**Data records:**
# # # # #

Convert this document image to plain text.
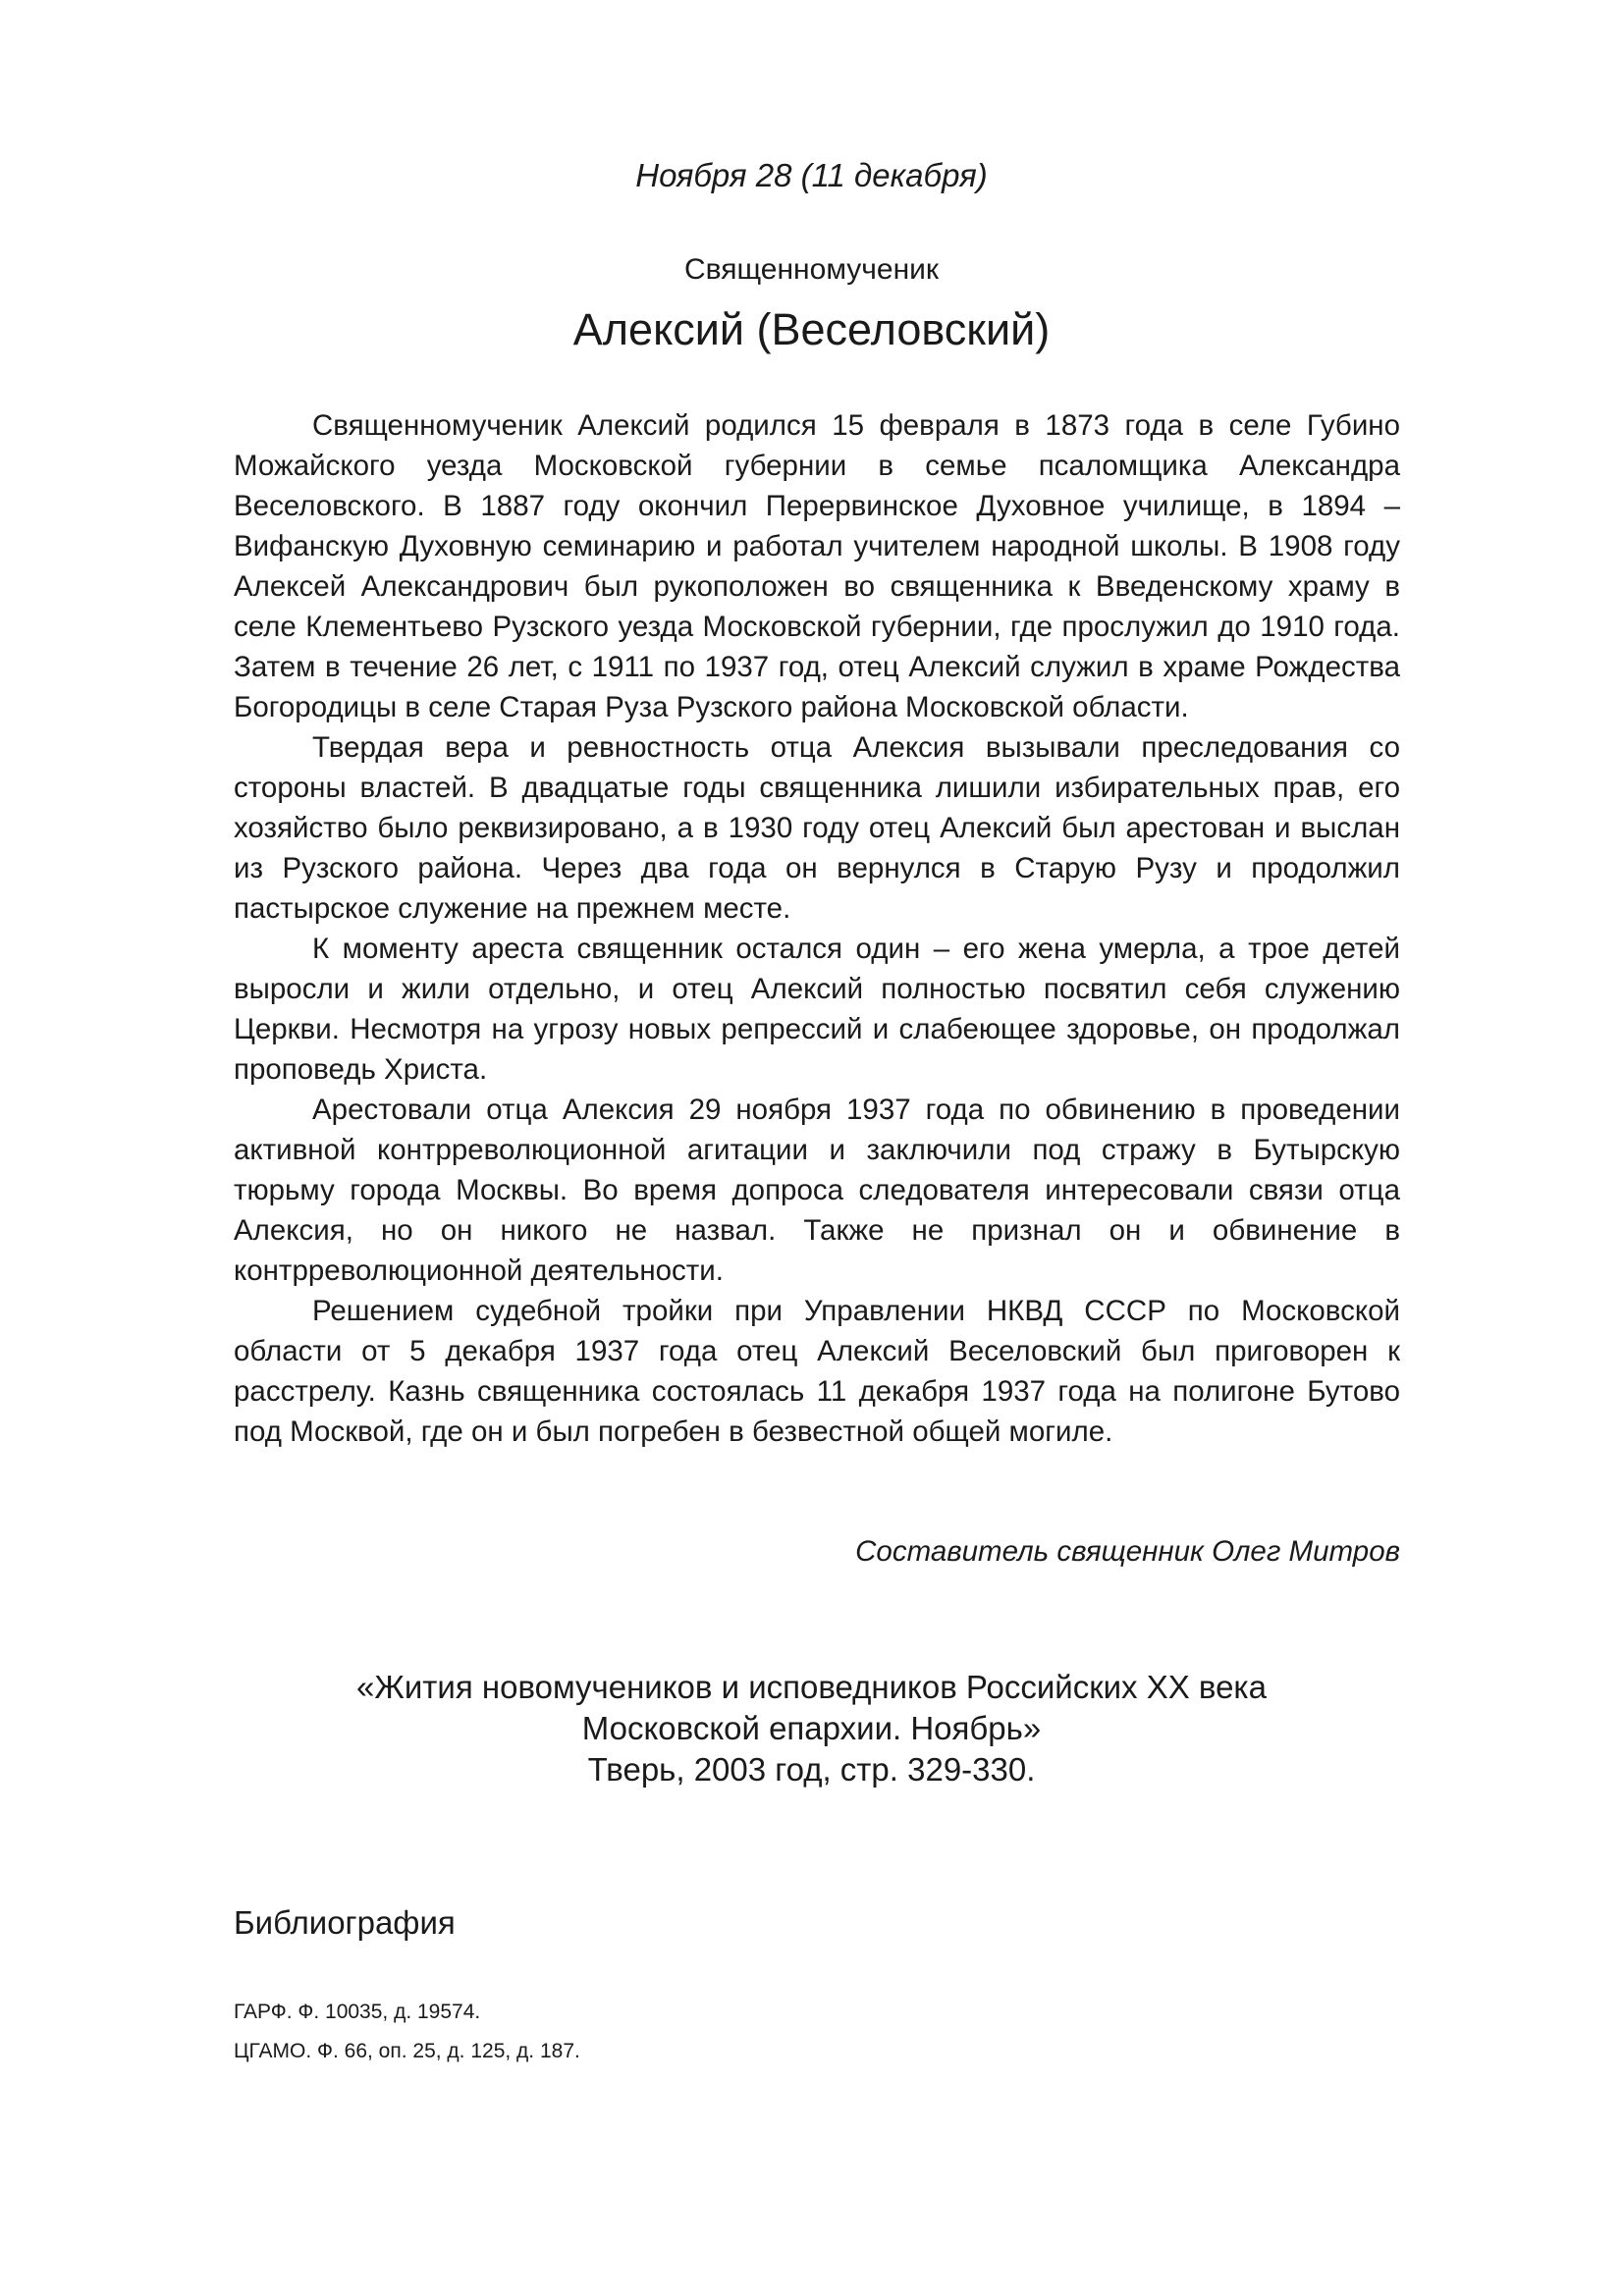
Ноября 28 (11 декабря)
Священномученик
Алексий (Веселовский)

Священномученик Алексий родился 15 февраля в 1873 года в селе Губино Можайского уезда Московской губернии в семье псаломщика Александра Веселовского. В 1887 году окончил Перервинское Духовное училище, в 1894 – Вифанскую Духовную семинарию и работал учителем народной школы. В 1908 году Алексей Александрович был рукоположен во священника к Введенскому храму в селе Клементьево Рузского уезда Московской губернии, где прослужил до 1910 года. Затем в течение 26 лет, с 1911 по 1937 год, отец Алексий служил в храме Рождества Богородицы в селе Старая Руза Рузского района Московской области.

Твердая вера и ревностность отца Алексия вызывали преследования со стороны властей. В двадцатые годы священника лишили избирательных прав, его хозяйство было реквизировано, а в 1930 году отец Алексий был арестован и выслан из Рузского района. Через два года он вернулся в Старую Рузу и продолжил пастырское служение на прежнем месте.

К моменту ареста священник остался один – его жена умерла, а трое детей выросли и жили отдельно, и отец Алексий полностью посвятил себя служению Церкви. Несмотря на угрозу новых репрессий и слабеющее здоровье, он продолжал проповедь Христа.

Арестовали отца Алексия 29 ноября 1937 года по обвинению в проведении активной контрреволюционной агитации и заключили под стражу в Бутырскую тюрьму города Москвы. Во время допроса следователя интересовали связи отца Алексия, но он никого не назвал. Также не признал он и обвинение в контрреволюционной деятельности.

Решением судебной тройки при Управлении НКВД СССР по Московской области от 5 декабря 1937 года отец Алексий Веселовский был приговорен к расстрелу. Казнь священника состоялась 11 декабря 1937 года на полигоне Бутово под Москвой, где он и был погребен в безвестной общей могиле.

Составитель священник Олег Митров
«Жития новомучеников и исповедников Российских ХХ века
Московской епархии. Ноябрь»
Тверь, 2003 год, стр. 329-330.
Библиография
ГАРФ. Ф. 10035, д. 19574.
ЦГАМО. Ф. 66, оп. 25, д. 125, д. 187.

# # # # #

Copy each line above precisely, dropping the pictures.

Convert this document image to plain text.
Ноября 28 (11 декабря)
Священномученик
Алексий (Веселовский)

Священномученик Алексий родился 15 февраля в 1873 года в селе Губино Можайского уезда Московской губернии в семье псаломщика Александра Веселовского. В 1887 году окончил Перервинское Духовное училище, в 1894 – Вифанскую Духовную семинарию и работал учителем народной школы. В 1908 году Алексей Александрович был рукоположен во священника к Введенскому храму в селе Клементьево Рузского уезда Московской губернии, где прослужил до 1910 года. Затем в течение 26 лет, с 1911 по 1937 год, отец Алексий служил в храме Рождества Богородицы в селе Старая Руза Рузского района Московской области.

Твердая вера и ревностность отца Алексия вызывали преследования со стороны властей. В двадцатые годы священника лишили избирательных прав, его хозяйство было реквизировано, а в 1930 году отец Алексий был арестован и выслан из Рузского района. Через два года он вернулся в Старую Рузу и продолжил пастырское служение на прежнем месте.

К моменту ареста священник остался один – его жена умерла, а трое детей выросли и жили отдельно, и отец Алексий полностью посвятил себя служению Церкви. Несмотря на угрозу новых репрессий и слабеющее здоровье, он продолжал проповедь Христа.

Арестовали отца Алексия 29 ноября 1937 года по обвинению в проведении активной контрреволюционной агитации и заключили под стражу в Бутырскую тюрьму города Москвы. Во время допроса следователя интересовали связи отца Алексия, но он никого не назвал. Также не признал он и обвинение в контрреволюционной деятельности.

Решением судебной тройки при Управлении НКВД СССР по Московской области от 5 декабря 1937 года отец Алексий Веселовский был приговорен к расстрелу. Казнь священника состоялась 11 декабря 1937 года на полигоне Бутово под Москвой, где он и был погребен в безвестной общей могиле.

Составитель священник Олег Митров
«Жития новомучеников и исповедников Российских ХХ века
Московской епархии. Ноябрь»
Тверь, 2003 год, стр. 329-330.
Библиография
ГАРФ. Ф. 10035, д. 19574.
ЦГАМО. Ф. 66, оп. 25, д. 125, д. 187.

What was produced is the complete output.